◆ **Written exercise**
Please list all lines of the material below in which the string "Proficiently" occurs.

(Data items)
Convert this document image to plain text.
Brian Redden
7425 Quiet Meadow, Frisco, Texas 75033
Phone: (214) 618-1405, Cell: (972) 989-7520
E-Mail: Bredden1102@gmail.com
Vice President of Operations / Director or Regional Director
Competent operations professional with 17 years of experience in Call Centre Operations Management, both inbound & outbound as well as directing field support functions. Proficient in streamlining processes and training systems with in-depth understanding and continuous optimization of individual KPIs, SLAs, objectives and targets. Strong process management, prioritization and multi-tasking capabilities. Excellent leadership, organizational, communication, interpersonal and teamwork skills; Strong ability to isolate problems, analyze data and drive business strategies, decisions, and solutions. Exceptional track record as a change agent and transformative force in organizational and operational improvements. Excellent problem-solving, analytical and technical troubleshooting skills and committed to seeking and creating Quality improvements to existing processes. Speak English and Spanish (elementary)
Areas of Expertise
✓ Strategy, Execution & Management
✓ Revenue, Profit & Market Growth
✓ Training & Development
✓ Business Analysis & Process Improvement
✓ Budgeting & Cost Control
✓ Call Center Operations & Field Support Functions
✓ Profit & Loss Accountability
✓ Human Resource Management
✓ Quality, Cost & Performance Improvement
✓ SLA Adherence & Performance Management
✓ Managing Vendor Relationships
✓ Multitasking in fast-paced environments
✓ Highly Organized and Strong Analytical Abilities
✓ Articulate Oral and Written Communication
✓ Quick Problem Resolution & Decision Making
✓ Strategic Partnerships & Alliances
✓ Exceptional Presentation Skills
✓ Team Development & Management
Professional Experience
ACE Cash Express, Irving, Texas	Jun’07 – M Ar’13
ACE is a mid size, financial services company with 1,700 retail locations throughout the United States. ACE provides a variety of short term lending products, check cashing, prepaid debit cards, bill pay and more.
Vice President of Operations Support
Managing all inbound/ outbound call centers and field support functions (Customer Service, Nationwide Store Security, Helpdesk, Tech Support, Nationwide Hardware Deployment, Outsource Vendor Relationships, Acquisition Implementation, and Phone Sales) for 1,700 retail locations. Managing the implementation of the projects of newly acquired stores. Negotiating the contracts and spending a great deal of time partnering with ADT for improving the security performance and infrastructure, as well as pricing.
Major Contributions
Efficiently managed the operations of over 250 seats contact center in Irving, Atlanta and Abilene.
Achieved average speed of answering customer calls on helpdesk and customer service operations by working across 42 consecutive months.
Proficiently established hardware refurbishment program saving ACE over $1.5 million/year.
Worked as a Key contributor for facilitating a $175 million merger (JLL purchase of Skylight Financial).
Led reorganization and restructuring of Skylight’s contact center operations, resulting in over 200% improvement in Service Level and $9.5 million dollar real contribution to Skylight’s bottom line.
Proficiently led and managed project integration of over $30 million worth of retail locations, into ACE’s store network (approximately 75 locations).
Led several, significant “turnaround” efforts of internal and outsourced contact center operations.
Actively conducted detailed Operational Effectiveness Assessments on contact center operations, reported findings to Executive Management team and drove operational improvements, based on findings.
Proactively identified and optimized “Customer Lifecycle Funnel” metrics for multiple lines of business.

◆ **Task solution**
Proficiently established hardware refurbishment program saving ACE over $1.5 million/year.
Proficiently led and managed project integration of over $30 million worth of retail locations, into ACE’s store network (approximately 75 locations).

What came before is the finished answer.